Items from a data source
* * * * *

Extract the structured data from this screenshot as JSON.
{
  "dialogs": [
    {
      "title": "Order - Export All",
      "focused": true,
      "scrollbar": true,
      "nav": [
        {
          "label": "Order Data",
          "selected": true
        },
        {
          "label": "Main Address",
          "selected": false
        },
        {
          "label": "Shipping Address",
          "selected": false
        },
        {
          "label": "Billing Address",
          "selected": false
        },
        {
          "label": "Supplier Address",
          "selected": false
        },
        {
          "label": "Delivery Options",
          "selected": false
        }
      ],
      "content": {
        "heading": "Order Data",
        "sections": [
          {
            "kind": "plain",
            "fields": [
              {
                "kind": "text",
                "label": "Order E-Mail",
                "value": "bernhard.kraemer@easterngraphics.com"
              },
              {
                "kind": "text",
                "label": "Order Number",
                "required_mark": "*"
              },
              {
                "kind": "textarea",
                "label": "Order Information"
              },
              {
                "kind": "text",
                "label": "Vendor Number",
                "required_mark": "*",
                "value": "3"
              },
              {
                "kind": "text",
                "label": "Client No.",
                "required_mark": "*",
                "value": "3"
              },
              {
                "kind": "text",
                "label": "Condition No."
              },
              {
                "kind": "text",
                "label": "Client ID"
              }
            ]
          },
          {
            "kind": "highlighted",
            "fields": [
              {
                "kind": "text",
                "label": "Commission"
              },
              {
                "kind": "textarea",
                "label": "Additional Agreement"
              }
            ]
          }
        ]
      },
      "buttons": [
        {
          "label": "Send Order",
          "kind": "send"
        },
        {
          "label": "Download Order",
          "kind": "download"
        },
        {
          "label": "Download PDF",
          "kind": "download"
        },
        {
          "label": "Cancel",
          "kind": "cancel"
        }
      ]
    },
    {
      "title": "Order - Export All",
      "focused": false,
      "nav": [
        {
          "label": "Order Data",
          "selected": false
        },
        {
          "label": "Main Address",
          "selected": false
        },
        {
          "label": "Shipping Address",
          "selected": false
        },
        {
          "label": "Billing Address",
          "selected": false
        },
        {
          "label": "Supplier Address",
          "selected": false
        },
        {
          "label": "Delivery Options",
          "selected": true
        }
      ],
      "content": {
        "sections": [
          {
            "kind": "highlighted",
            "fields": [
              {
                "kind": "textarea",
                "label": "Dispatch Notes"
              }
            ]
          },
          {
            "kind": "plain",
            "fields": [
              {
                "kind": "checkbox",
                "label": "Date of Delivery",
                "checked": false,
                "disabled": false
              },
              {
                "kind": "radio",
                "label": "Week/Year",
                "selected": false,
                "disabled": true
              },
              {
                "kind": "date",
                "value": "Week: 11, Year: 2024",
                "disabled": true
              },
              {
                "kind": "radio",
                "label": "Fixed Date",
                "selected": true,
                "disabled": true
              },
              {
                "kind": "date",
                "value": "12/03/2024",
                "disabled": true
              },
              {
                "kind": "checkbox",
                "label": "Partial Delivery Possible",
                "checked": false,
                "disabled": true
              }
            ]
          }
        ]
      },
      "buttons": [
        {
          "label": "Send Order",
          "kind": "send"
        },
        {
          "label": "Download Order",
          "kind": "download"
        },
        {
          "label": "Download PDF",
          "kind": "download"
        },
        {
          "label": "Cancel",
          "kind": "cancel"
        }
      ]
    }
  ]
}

* * * * *

* AIM
Return all of the entries word for word.

* EXERCISE ANSWER
Extract the structured data from this screenshot as JSON.
{
  "dialogs": [
    {
      "title": "Order - Export All",
      "focused": true,
      "scrollbar": true,
      "nav": [
        {
          "label": "Order Data",
          "selected": true
        },
        {
          "label": "Main Address",
          "selected": false
        },
        {
          "label": "Shipping Address",
          "selected": false
        },
        {
          "label": "Billing Address",
          "selected": false
        },
        {
          "label": "Supplier Address",
          "selected": false
        },
        {
          "label": "Delivery Options",
          "selected": false
        }
      ],
      "content": {
        "heading": "Order Data",
        "sections": [
          {
            "kind": "plain",
            "fields": [
              {
                "kind": "text",
                "label": "Order E-Mail",
                "value": "bernhard.kraemer@easterngraphics.com"
              },
              {
                "kind": "text",
                "label": "Order Number",
                "required_mark": "*"
              },
              {
                "kind": "textarea",
                "label": "Order Information"
              },
              {
                "kind": "text",
                "label": "Vendor Number",
                "required_mark": "*",
                "value": "3"
              },
              {
                "kind": "text",
                "label": "Client No.",
                "required_mark": "*",
                "value": "3"
              },
              {
                "kind": "text",
                "label": "Condition No."
              },
              {
                "kind": "text",
                "label": "Client ID"
              }
            ]
          },
          {
            "kind": "highlighted",
            "fields": [
              {
                "kind": "text",
                "label": "Commission"
              },
              {
                "kind": "textarea",
                "label": "Additional Agreement"
              }
            ]
          }
        ]
      },
      "buttons": [
        {
          "label": "Send Order",
          "kind": "send"
        },
        {
          "label": "Download Order",
          "kind": "download"
        },
        {
          "label": "Download PDF",
          "kind": "download"
        },
        {
          "label": "Cancel",
          "kind": "cancel"
        }
      ]
    },
    {
      "title": "Order - Export All",
      "focused": false,
      "nav": [
        {
          "label": "Order Data",
          "selected": false
        },
        {
          "label": "Main Address",
          "selected": false
        },
        {
          "label": "Shipping Address",
          "selected": false
        },
        {
          "label": "Billing Address",
          "selected": false
        },
        {
          "label": "Supplier Address",
          "selected": false
        },
        {
          "label": "Delivery Options",
          "selected": true
        }
      ],
      "content": {
        "sections": [
          {
            "kind": "highlighted",
            "fields": [
              {
                "kind": "textarea",
                "label": "Dispatch Notes"
              }
            ]
          },
          {
            "kind": "plain",
            "fields": [
              {
                "kind": "checkbox",
                "label": "Date of Delivery",
                "checked": false,
                "disabled": false
              },
              {
                "kind": "radio",
                "label": "Week/Year",
                "selected": false,
                "disabled": true
              },
              {
                "kind": "date",
                "value": "Week: 11, Year: 2024",
                "disabled": true
              },
              {
                "kind": "radio",
                "label": "Fixed Date",
                "selected": true,
                "disabled": true
              },
              {
                "kind": "date",
                "value": "12/03/2024",
                "disabled": true
              },
              {
                "kind": "checkbox",
                "label": "Partial Delivery Possible",
                "checked": false,
                "disabled": true
              }
            ]
          }
        ]
      },
      "buttons": [
        {
          "label": "Send Order",
          "kind": "send"
        },
        {
          "label": "Download Order",
          "kind": "download"
        },
        {
          "label": "Download PDF",
          "kind": "download"
        },
        {
          "label": "Cancel",
          "kind": "cancel"
        }
      ]
    }
  ]
}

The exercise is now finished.